* What is required: Identify each line holding the string "Zoom" and copy it.

* Information provided:
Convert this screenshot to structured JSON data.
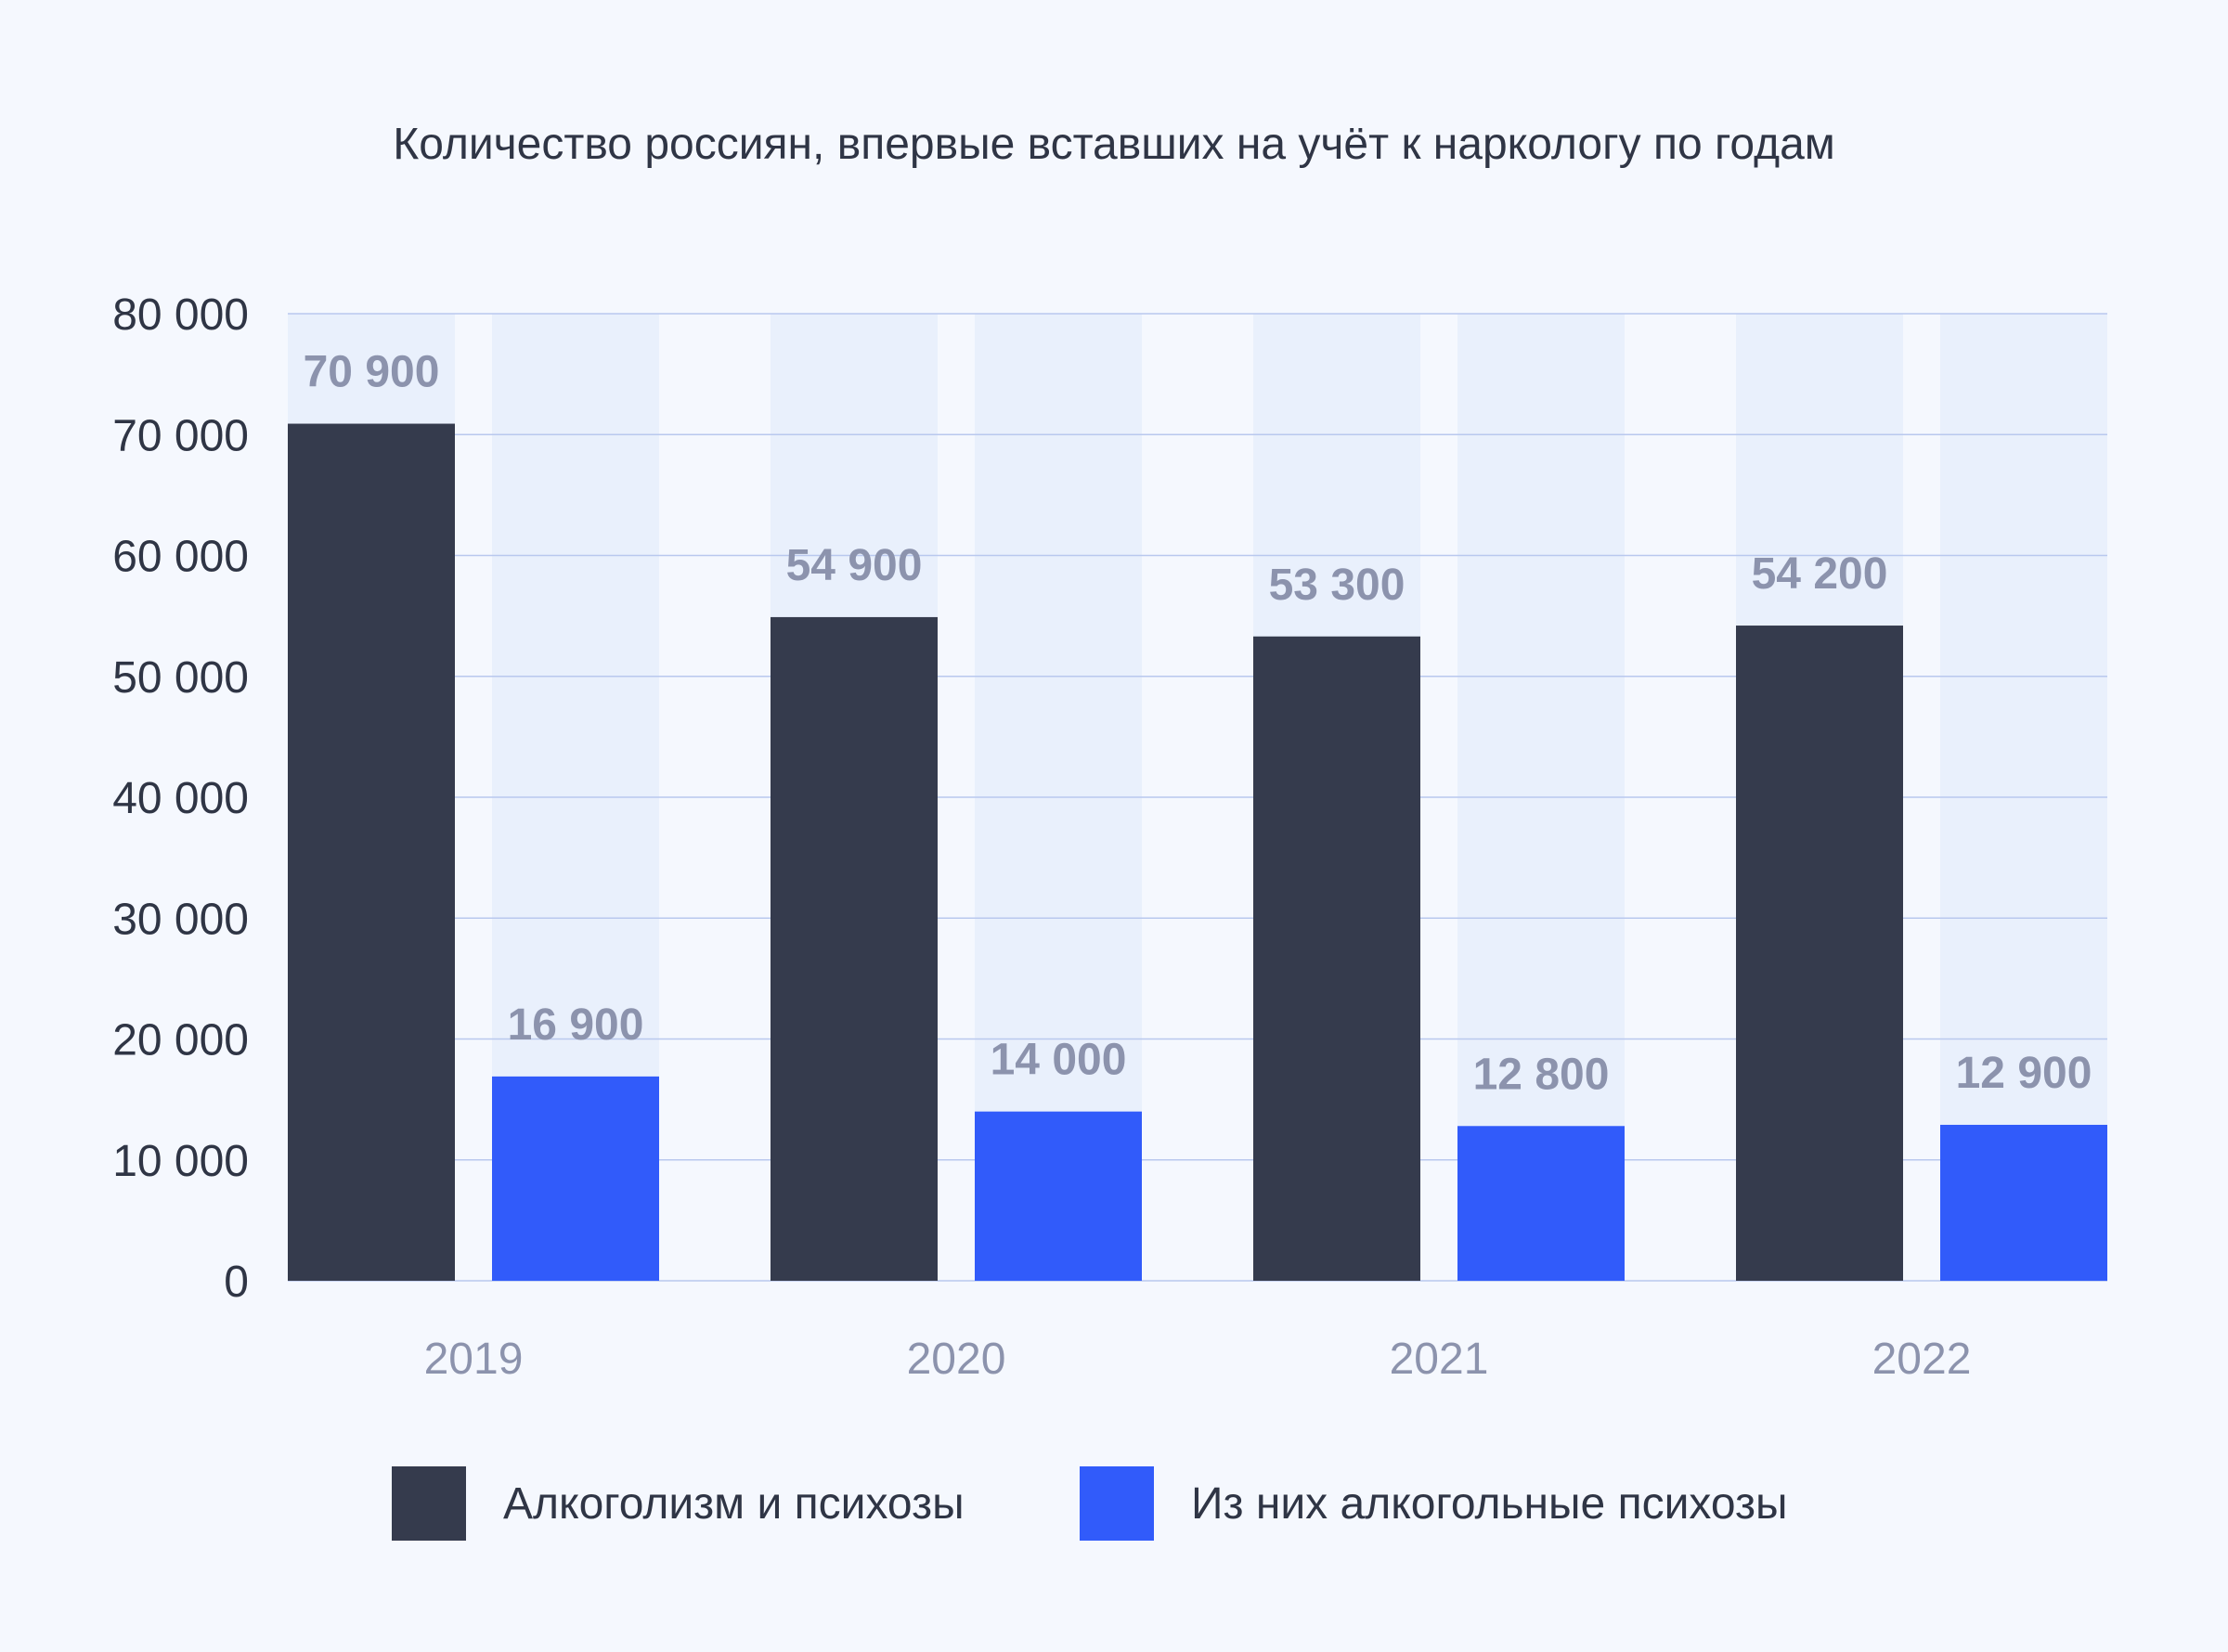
{
  "chart_data": {
    "type": "bar",
    "title": "Количество россиян, впервые вставших на учёт к наркологу по годам",
    "categories": [
      "2019",
      "2020",
      "2021",
      "2022"
    ],
    "series": [
      {
        "name": "Алкоголизм и психозы",
        "values": [
          70900,
          54900,
          53300,
          54200
        ],
        "value_labels": [
          "70 900",
          "54 900",
          "53 300",
          "54 200"
        ],
        "color": "#353b4d"
      },
      {
        "name": "Из них алкогольные психозы",
        "values": [
          16900,
          14000,
          12800,
          12900
        ],
        "value_labels": [
          "16 900",
          "14 000",
          "12 800",
          "12 900"
        ],
        "color": "#315bfa"
      }
    ],
    "ylim": [
      0,
      80000
    ],
    "yticks": [
      0,
      10000,
      20000,
      30000,
      40000,
      50000,
      60000,
      70000,
      80000
    ],
    "ytick_labels": [
      "0",
      "10 000",
      "20 000",
      "30 000",
      "40 000",
      "50 000",
      "60 000",
      "70 000",
      "80 000"
    ],
    "xlabel": "",
    "ylabel": "",
    "grid": true,
    "legend_position": "bottom"
  },
  "colors": {
    "background": "#f5f8fe",
    "bar_track": "#e9f0fc",
    "gridline": "#b9c8ee",
    "tick_label": "#2f3545",
    "category_label": "#8c93ad",
    "value_label": "#8c93ad"
  }
}
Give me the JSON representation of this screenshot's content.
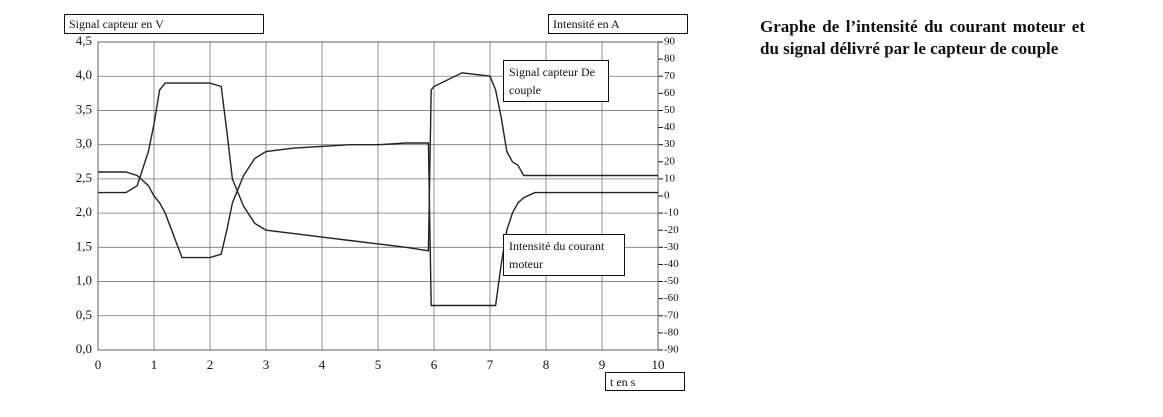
{
  "chart_data": {
    "type": "line",
    "description": "Graphe de l’intensité du courant moteur et du signal délivré par le capteur de couple",
    "xlabel": "t en s",
    "ylabel": "Signal capteur en V",
    "y2label": "Intensité en A",
    "x": [
      0,
      0.5,
      0.7,
      0.9,
      1.0,
      1.1,
      1.2,
      1.5,
      2.0,
      2.2,
      2.3,
      2.4,
      2.5,
      2.6,
      2.8,
      3.0,
      3.5,
      4.0,
      4.5,
      5.0,
      5.5,
      5.9,
      5.95,
      6.0,
      6.5,
      7.0,
      7.1,
      7.2,
      7.3,
      7.4,
      7.5,
      7.6,
      7.8,
      8.0,
      9.0,
      10.0
    ],
    "xlim": [
      0,
      10
    ],
    "xticks": [
      0,
      1,
      2,
      3,
      4,
      5,
      6,
      7,
      8,
      9,
      10
    ],
    "ylim": [
      0,
      4.5
    ],
    "yticks": [
      {
        "value": 0,
        "label": "0,0"
      },
      {
        "value": 0.5,
        "label": "0,5"
      },
      {
        "value": 1,
        "label": "1,0"
      },
      {
        "value": 1.5,
        "label": "1,5"
      },
      {
        "value": 2,
        "label": "2,0"
      },
      {
        "value": 2.5,
        "label": "2,5"
      },
      {
        "value": 3,
        "label": "3,0"
      },
      {
        "value": 3.5,
        "label": "3,5"
      },
      {
        "value": 4,
        "label": "4,0"
      },
      {
        "value": 4.5,
        "label": "4,5"
      }
    ],
    "y2lim": [
      -90,
      90
    ],
    "y2ticks": [
      -90,
      -80,
      -70,
      -60,
      -50,
      -40,
      -30,
      -20,
      -10,
      0,
      10,
      20,
      30,
      40,
      50,
      60,
      70,
      80,
      90
    ],
    "grid": true,
    "series": [
      {
        "name": "Signal capteur De couple",
        "color": "#222222",
        "values": [
          2.3,
          2.3,
          2.4,
          2.9,
          3.3,
          3.8,
          3.9,
          3.9,
          3.9,
          3.85,
          3.2,
          2.5,
          2.3,
          2.1,
          1.85,
          1.75,
          1.7,
          1.65,
          1.6,
          1.55,
          1.5,
          1.45,
          3.8,
          3.85,
          4.05,
          4.0,
          3.8,
          3.4,
          2.9,
          2.75,
          2.7,
          2.55,
          2.55,
          2.55,
          2.55,
          2.55
        ]
      },
      {
        "name": "Intensité du courant moteur",
        "color": "#222222",
        "axis": "y2",
        "values": [
          14,
          14,
          12,
          6,
          0,
          -4,
          -10,
          -36,
          -36,
          -34,
          -20,
          -4,
          4,
          12,
          22,
          26,
          28,
          29,
          30,
          30,
          31,
          31,
          -64,
          -64,
          -64,
          -64,
          -64,
          -40,
          -20,
          -10,
          -4,
          -1,
          2,
          2,
          2,
          2
        ]
      }
    ]
  }
}
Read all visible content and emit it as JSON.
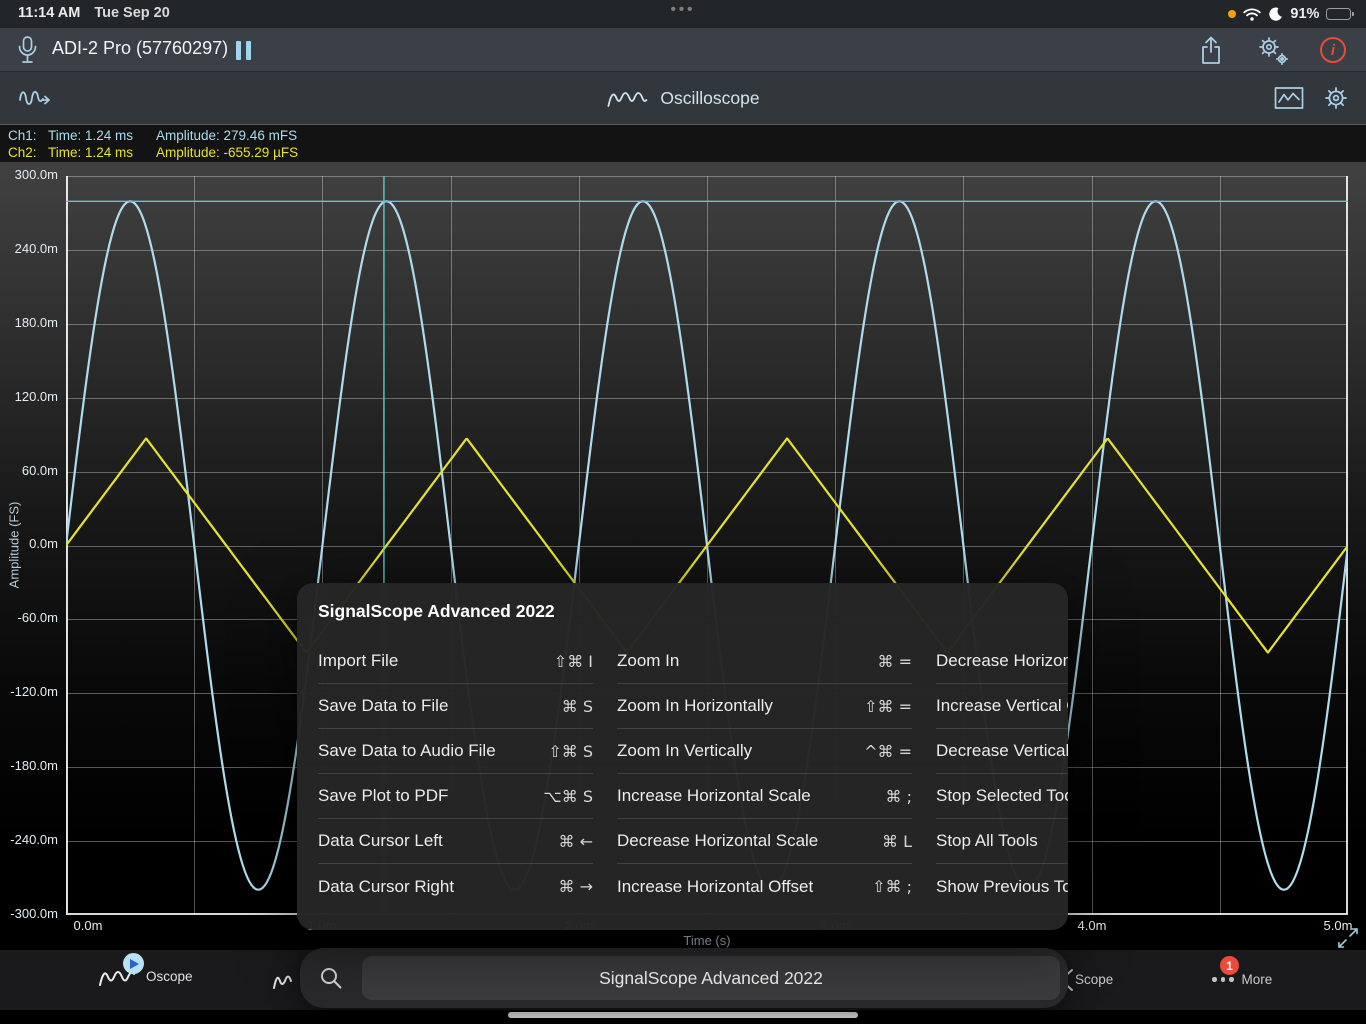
{
  "status_bar": {
    "time": "11:14 AM",
    "date": "Tue Sep 20",
    "center_dots": "•••",
    "battery_percent": "91%",
    "battery_level": 0.91,
    "mic_indicator_color": "#ff9f0a"
  },
  "app_header": {
    "device_title": "ADI-2 Pro (57760297)"
  },
  "toolbar": {
    "title": "Oscilloscope"
  },
  "readout": {
    "ch1_label": "Ch1:",
    "ch1_time": "Time: 1.24 ms",
    "ch1_amplitude": "Amplitude: 279.46 mFS",
    "ch2_label": "Ch2:",
    "ch2_time": "Time: 1.24 ms",
    "ch2_amplitude": "Amplitude: -655.29 µFS"
  },
  "chart_data": {
    "type": "line",
    "xlabel": "Time (s)",
    "ylabel": "Amplitude (FS)",
    "x_range_ms": [
      0,
      5
    ],
    "y_range": [
      -0.3,
      0.3
    ],
    "x_grid_step_ms": 0.5,
    "y_grid_step": 0.06,
    "x_tick_labels": [
      "0.0m",
      "1.0m",
      "2.0m",
      "3.0m",
      "4.0m",
      "5.0m"
    ],
    "y_tick_labels": [
      "300.0m",
      "240.0m",
      "180.0m",
      "120.0m",
      "60.0m",
      "0.0m",
      "-60.0m",
      "-120.0m",
      "-180.0m",
      "-240.0m",
      "-300.0m"
    ],
    "grid": true,
    "series": [
      {
        "name": "Ch1",
        "shape": "sine",
        "amplitude": 0.27946,
        "period_ms": 1.0,
        "phase_ms": 0,
        "color": "#aedcee"
      },
      {
        "name": "Ch2",
        "shape": "triangle",
        "amplitude": 0.087,
        "period_ms": 1.25,
        "phase_ms": 0,
        "color": "#e6e32b"
      }
    ],
    "cursor": {
      "time_ms": 1.24,
      "level": 0.27946,
      "color": "#5fcbc6"
    }
  },
  "menu": {
    "title": "SignalScope Advanced 2022",
    "columns": [
      {
        "items": [
          {
            "label": "Import File",
            "shortcut": "⇧⌘ I"
          },
          {
            "label": "Save Data to File",
            "shortcut": "⌘ S"
          },
          {
            "label": "Save Data to Audio File",
            "shortcut": "⇧⌘ S"
          },
          {
            "label": "Save Plot to PDF",
            "shortcut": "⌥⌘ S"
          },
          {
            "label": "Data Cursor Left",
            "shortcut": "⌘ ←"
          },
          {
            "label": "Data Cursor Right",
            "shortcut": "⌘ →"
          }
        ]
      },
      {
        "items": [
          {
            "label": "Zoom In",
            "shortcut": "⌘ ="
          },
          {
            "label": "Zoom In Horizontally",
            "shortcut": "⇧⌘ ="
          },
          {
            "label": "Zoom In Vertically",
            "shortcut": "^⌘ ="
          },
          {
            "label": "Increase Horizontal Scale",
            "shortcut": "⌘ ;"
          },
          {
            "label": "Decrease Horizontal Scale",
            "shortcut": "⌘ L"
          },
          {
            "label": "Increase Horizontal Offset",
            "shortcut": "⇧⌘ ;"
          }
        ]
      },
      {
        "items": [
          {
            "label": "Decrease Horizontal Offset",
            "shortcut": ""
          },
          {
            "label": "Increase Vertical Offset",
            "shortcut": ""
          },
          {
            "label": "Decrease Vertical Offset",
            "shortcut": ""
          },
          {
            "label": "Stop Selected Tool",
            "shortcut": ""
          },
          {
            "label": "Stop All Tools",
            "shortcut": ""
          },
          {
            "label": "Show Previous Tool",
            "shortcut": ""
          }
        ]
      }
    ]
  },
  "bottom_bar": {
    "app_name_pill": "SignalScope Advanced 2022",
    "tabs": [
      {
        "label": "Oscope"
      },
      {
        "label": "Scope"
      },
      {
        "label": "More",
        "badge": "1"
      }
    ]
  },
  "colors": {
    "accent_icon_blue": "#a9cfe5",
    "ch1_trace": "#aedcee",
    "ch2_trace": "#e6e32b",
    "cursor_teal": "#5fcbc6",
    "badge_red": "#ed4a3c",
    "info_red": "#e84b3a"
  }
}
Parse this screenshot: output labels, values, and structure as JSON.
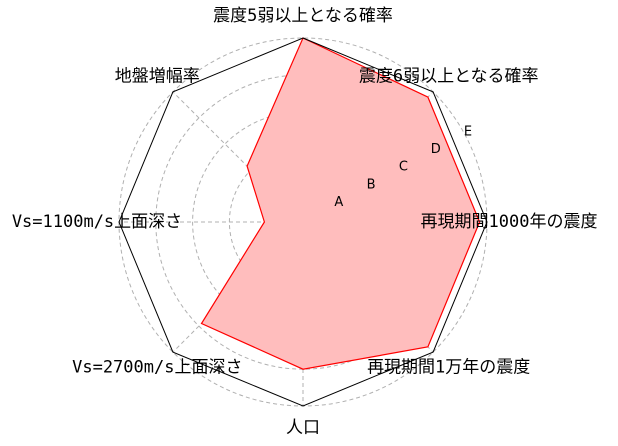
{
  "chart_data": {
    "type": "radar",
    "axes": [
      "震度5弱以上となる確率",
      "震度6弱以上となる確率",
      "再現期間1000年の震度",
      "再現期間1万年の震度",
      "人口",
      "Vs=2700m/s上面深さ",
      "Vs=1100m/s上面深さ",
      "地盤増幅率"
    ],
    "rings": [
      "A",
      "B",
      "C",
      "D",
      "E"
    ],
    "rmax": 5,
    "values": [
      5.0,
      4.8,
      4.8,
      4.8,
      4.0,
      3.9,
      1.05,
      2.15
    ],
    "grid": true,
    "fill_color": "#ffbdbd",
    "line_color": "#ff0000"
  }
}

* Task answer:
            "label": "Zoom In",
            "label": "Zoom In Horizontally",
            "label": "Zoom In Vertically",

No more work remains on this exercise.